INSTRUCTIONS FOR THE TASK: Repeat the data that follows, word for word, without the images.
+++ INPUT RECORDS
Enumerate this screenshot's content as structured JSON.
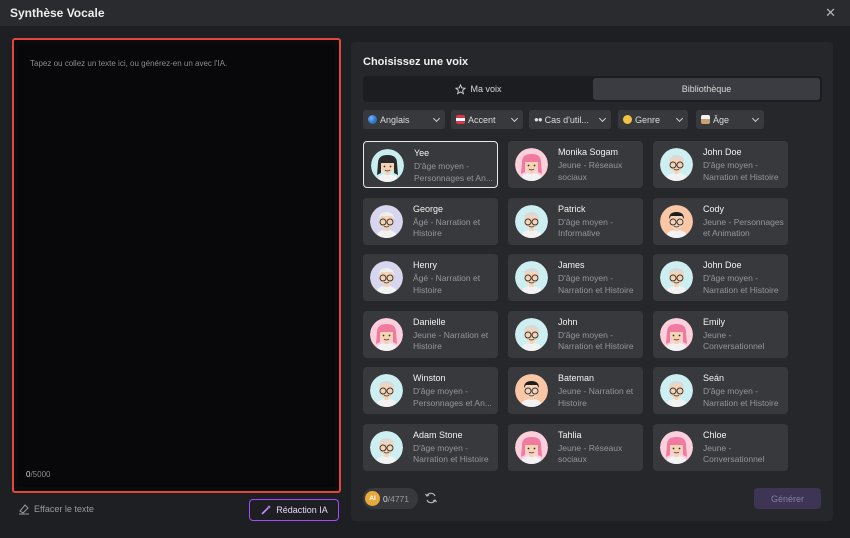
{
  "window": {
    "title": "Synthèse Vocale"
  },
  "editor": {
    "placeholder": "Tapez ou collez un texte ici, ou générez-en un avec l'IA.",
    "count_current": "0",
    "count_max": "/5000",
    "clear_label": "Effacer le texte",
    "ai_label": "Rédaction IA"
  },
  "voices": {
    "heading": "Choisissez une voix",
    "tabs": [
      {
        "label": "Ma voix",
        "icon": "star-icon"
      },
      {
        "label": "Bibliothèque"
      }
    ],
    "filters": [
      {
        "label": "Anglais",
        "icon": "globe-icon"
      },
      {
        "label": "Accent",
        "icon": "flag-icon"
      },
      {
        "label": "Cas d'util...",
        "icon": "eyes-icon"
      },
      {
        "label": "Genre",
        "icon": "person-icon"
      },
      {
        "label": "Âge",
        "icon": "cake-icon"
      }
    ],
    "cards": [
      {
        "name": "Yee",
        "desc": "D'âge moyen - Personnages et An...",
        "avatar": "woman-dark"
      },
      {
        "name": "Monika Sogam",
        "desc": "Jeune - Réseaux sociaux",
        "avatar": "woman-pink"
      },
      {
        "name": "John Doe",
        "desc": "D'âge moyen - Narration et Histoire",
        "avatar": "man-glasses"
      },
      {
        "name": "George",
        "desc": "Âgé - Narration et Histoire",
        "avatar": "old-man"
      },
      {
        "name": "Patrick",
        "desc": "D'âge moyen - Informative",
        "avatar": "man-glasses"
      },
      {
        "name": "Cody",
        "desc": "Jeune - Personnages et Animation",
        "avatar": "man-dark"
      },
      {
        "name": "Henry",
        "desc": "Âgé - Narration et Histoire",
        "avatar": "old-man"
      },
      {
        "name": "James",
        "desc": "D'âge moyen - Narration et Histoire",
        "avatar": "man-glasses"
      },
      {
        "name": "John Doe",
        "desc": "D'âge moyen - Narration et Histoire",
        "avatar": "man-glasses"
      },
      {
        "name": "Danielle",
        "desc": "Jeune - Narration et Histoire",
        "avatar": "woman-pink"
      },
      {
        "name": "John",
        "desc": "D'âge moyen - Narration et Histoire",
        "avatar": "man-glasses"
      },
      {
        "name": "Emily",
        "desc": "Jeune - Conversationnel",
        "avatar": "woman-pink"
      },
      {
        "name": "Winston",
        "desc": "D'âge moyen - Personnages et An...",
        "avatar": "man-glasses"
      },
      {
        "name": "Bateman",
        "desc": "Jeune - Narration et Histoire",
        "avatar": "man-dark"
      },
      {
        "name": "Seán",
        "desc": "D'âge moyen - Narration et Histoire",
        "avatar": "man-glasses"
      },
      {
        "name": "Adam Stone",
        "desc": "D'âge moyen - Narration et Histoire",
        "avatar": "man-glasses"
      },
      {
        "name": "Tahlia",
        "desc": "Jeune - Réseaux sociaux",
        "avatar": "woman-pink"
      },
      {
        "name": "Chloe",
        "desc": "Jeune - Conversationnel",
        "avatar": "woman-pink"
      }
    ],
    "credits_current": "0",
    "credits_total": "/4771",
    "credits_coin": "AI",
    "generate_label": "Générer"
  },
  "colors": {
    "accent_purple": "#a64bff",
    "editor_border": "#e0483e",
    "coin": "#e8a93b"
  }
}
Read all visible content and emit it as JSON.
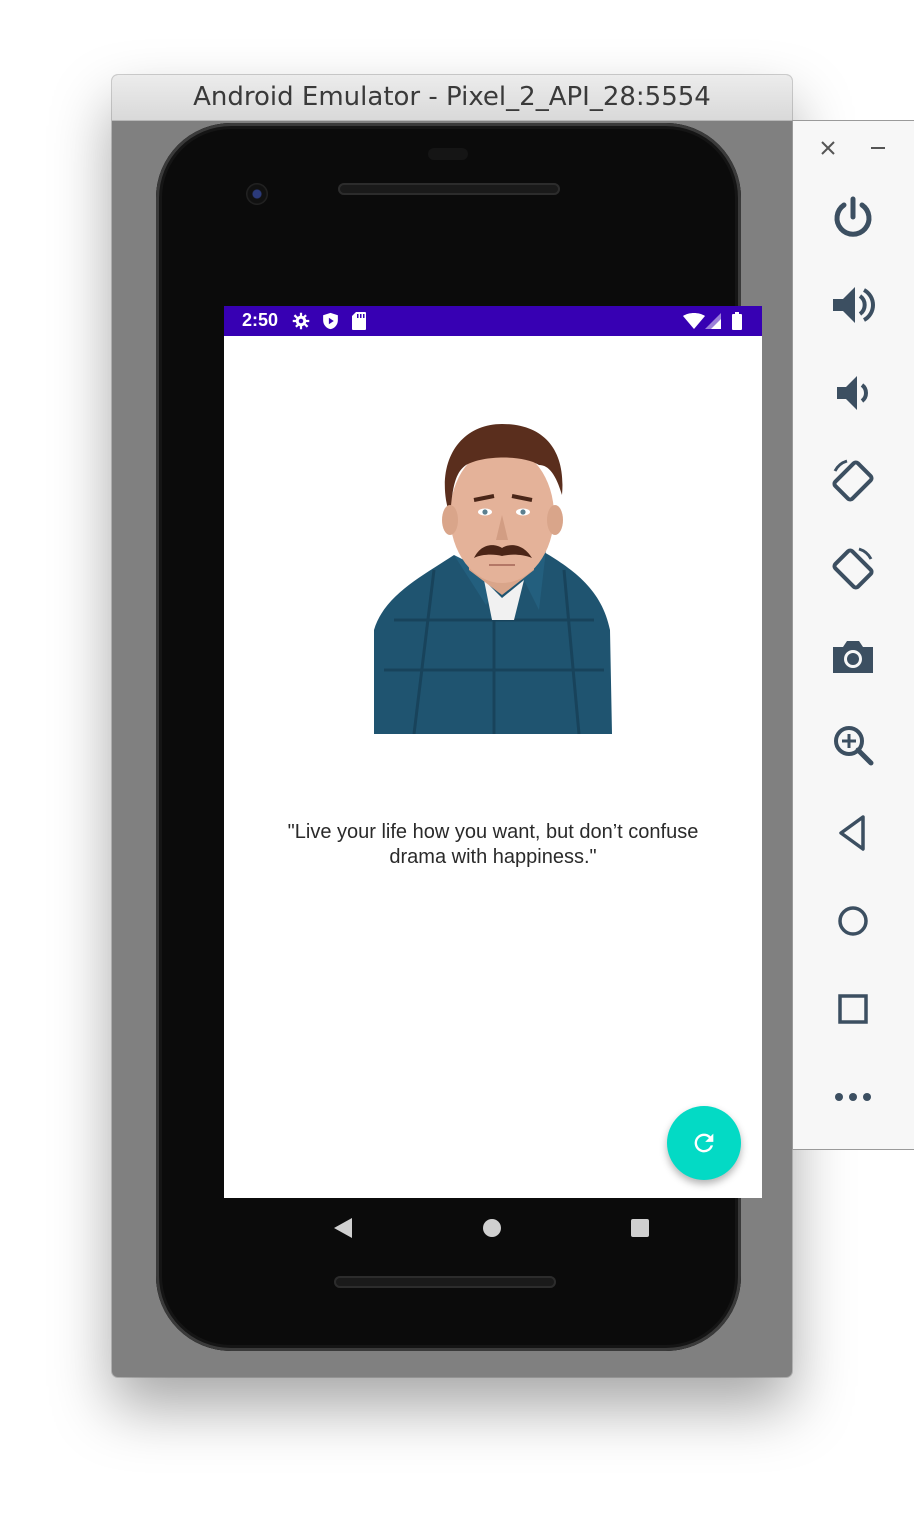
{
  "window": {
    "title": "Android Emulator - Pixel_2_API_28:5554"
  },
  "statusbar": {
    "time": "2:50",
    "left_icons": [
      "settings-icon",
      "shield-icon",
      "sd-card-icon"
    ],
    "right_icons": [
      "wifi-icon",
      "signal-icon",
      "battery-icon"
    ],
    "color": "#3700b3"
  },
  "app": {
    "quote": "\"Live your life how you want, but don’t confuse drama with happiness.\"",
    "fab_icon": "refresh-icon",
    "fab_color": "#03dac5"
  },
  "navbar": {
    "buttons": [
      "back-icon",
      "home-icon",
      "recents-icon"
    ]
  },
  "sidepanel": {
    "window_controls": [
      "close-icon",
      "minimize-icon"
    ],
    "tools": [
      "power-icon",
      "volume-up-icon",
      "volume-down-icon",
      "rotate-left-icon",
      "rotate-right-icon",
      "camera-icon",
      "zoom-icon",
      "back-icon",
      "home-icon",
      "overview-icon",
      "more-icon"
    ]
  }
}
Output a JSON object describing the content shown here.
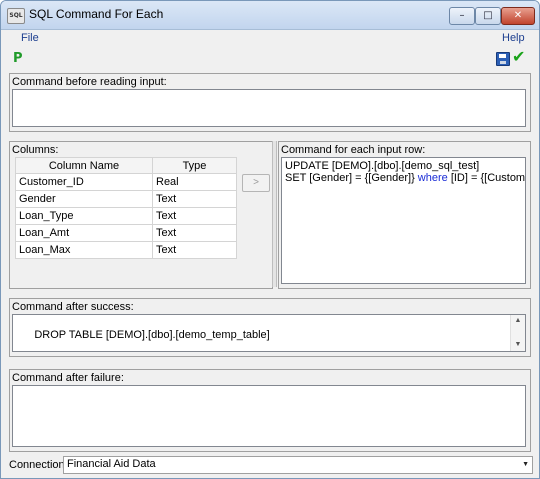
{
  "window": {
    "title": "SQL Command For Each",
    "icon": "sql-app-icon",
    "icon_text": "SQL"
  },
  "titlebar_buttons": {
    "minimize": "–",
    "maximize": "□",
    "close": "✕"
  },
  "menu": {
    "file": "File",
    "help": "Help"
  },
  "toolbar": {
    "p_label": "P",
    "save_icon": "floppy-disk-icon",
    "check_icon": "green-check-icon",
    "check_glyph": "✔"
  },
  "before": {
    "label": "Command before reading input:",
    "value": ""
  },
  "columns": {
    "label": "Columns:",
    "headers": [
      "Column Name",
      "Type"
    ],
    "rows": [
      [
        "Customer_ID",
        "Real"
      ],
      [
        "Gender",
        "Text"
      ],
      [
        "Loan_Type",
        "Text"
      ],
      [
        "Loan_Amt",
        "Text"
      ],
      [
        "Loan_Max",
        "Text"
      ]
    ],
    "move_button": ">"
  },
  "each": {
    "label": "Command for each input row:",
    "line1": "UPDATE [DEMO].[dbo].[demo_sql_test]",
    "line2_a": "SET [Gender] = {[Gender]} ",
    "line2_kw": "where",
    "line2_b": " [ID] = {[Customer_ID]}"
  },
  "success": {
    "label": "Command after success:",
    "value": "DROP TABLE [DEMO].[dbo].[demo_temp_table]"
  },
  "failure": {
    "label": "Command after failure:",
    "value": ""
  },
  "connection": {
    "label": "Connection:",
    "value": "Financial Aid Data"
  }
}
++++++
FINISHED EXERCISE:
Enumerate this screenshot's content as structured JSON.
{
  "window": {
    "title": "Synthèse Vocale"
  },
  "editor": {
    "placeholder": "Tapez ou collez un texte ici, ou générez-en un avec l'IA.",
    "count_current": "0",
    "count_max": "/5000",
    "clear_label": "Effacer le texte",
    "ai_label": "Rédaction IA"
  },
  "voices": {
    "heading": "Choisissez une voix",
    "tabs": [
      {
        "label": "Ma voix",
        "icon": "star-icon"
      },
      {
        "label": "Bibliothèque"
      }
    ],
    "filters": [
      {
        "label": "Anglais",
        "icon": "globe-icon"
      },
      {
        "label": "Accent",
        "icon": "flag-icon"
      },
      {
        "label": "Cas d'util...",
        "icon": "eyes-icon"
      },
      {
        "label": "Genre",
        "icon": "person-icon"
      },
      {
        "label": "Âge",
        "icon": "cake-icon"
      }
    ],
    "cards": [
      {
        "name": "Yee",
        "desc": "D'âge moyen - Personnages et An...",
        "avatar": "woman-dark"
      },
      {
        "name": "Monika Sogam",
        "desc": "Jeune - Réseaux sociaux",
        "avatar": "woman-pink"
      },
      {
        "name": "John Doe",
        "desc": "D'âge moyen - Narration et Histoire",
        "avatar": "man-glasses"
      },
      {
        "name": "George",
        "desc": "Âgé - Narration et Histoire",
        "avatar": "old-man"
      },
      {
        "name": "Patrick",
        "desc": "D'âge moyen - Informative",
        "avatar": "man-glasses"
      },
      {
        "name": "Cody",
        "desc": "Jeune - Personnages et Animation",
        "avatar": "man-dark"
      },
      {
        "name": "Henry",
        "desc": "Âgé - Narration et Histoire",
        "avatar": "old-man"
      },
      {
        "name": "James",
        "desc": "D'âge moyen - Narration et Histoire",
        "avatar": "man-glasses"
      },
      {
        "name": "John Doe",
        "desc": "D'âge moyen - Narration et Histoire",
        "avatar": "man-glasses"
      },
      {
        "name": "Danielle",
        "desc": "Jeune - Narration et Histoire",
        "avatar": "woman-pink"
      },
      {
        "name": "John",
        "desc": "D'âge moyen - Narration et Histoire",
        "avatar": "man-glasses"
      },
      {
        "name": "Emily",
        "desc": "Jeune - Conversationnel",
        "avatar": "woman-pink"
      },
      {
        "name": "Winston",
        "desc": "D'âge moyen - Personnages et An...",
        "avatar": "man-glasses"
      },
      {
        "name": "Bateman",
        "desc": "Jeune - Narration et Histoire",
        "avatar": "man-dark"
      },
      {
        "name": "Seán",
        "desc": "D'âge moyen - Narration et Histoire",
        "avatar": "man-glasses"
      },
      {
        "name": "Adam Stone",
        "desc": "D'âge moyen - Narration et Histoire",
        "avatar": "man-glasses"
      },
      {
        "name": "Tahlia",
        "desc": "Jeune - Réseaux sociaux",
        "avatar": "woman-pink"
      },
      {
        "name": "Chloe",
        "desc": "Jeune - Conversationnel",
        "avatar": "woman-pink"
      }
    ],
    "credits_current": "0",
    "credits_total": "/4771",
    "credits_coin": "AI",
    "generate_label": "Générer"
  },
  "colors": {
    "accent_purple": "#a64bff",
    "editor_border": "#e0483e",
    "coin": "#e8a93b"
  }
}
Read all visible content and emit it as JSON.
{
  "window": {
    "title": "Android Emulator - Pixel_2_API_28:5554"
  },
  "statusbar": {
    "time": "2:50",
    "left_icons": [
      "settings-icon",
      "shield-icon",
      "sd-card-icon"
    ],
    "right_icons": [
      "wifi-icon",
      "signal-icon",
      "battery-icon"
    ],
    "color": "#3700b3"
  },
  "app": {
    "quote": "\"Live your life how you want, but don’t confuse drama with happiness.\"",
    "fab_icon": "refresh-icon",
    "fab_color": "#03dac5"
  },
  "navbar": {
    "buttons": [
      "back-icon",
      "home-icon",
      "recents-icon"
    ]
  },
  "sidepanel": {
    "window_controls": [
      "close-icon",
      "minimize-icon"
    ],
    "tools": [
      "power-icon",
      "volume-up-icon",
      "volume-down-icon",
      "rotate-left-icon",
      "rotate-right-icon",
      "camera-icon",
      "zoom-icon",
      "back-icon",
      "home-icon",
      "overview-icon",
      "more-icon"
    ]
  }
}
Output a JSON object describing the content shown here.
{
  "window": {
    "title": "SQL Command For Each",
    "icon": "sql-app-icon",
    "icon_text": "SQL"
  },
  "titlebar_buttons": {
    "minimize": "–",
    "maximize": "□",
    "close": "✕"
  },
  "menu": {
    "file": "File",
    "help": "Help"
  },
  "toolbar": {
    "p_label": "P",
    "save_icon": "floppy-disk-icon",
    "check_icon": "green-check-icon",
    "check_glyph": "✔"
  },
  "before": {
    "label": "Command before reading input:",
    "value": ""
  },
  "columns": {
    "label": "Columns:",
    "headers": [
      "Column Name",
      "Type"
    ],
    "rows": [
      [
        "Customer_ID",
        "Real"
      ],
      [
        "Gender",
        "Text"
      ],
      [
        "Loan_Type",
        "Text"
      ],
      [
        "Loan_Amt",
        "Text"
      ],
      [
        "Loan_Max",
        "Text"
      ]
    ],
    "move_button": ">"
  },
  "each": {
    "label": "Command for each input row:",
    "line1": "UPDATE [DEMO].[dbo].[demo_sql_test]",
    "line2_a": "SET [Gender] = {[Gender]} ",
    "line2_kw": "where",
    "line2_b": " [ID] = {[Customer_ID]}"
  },
  "success": {
    "label": "Command after success:",
    "value": "DROP TABLE [DEMO].[dbo].[demo_temp_table]"
  },
  "failure": {
    "label": "Command after failure:",
    "value": ""
  },
  "connection": {
    "label": "Connection:",
    "value": "Financial Aid Data"
  }
}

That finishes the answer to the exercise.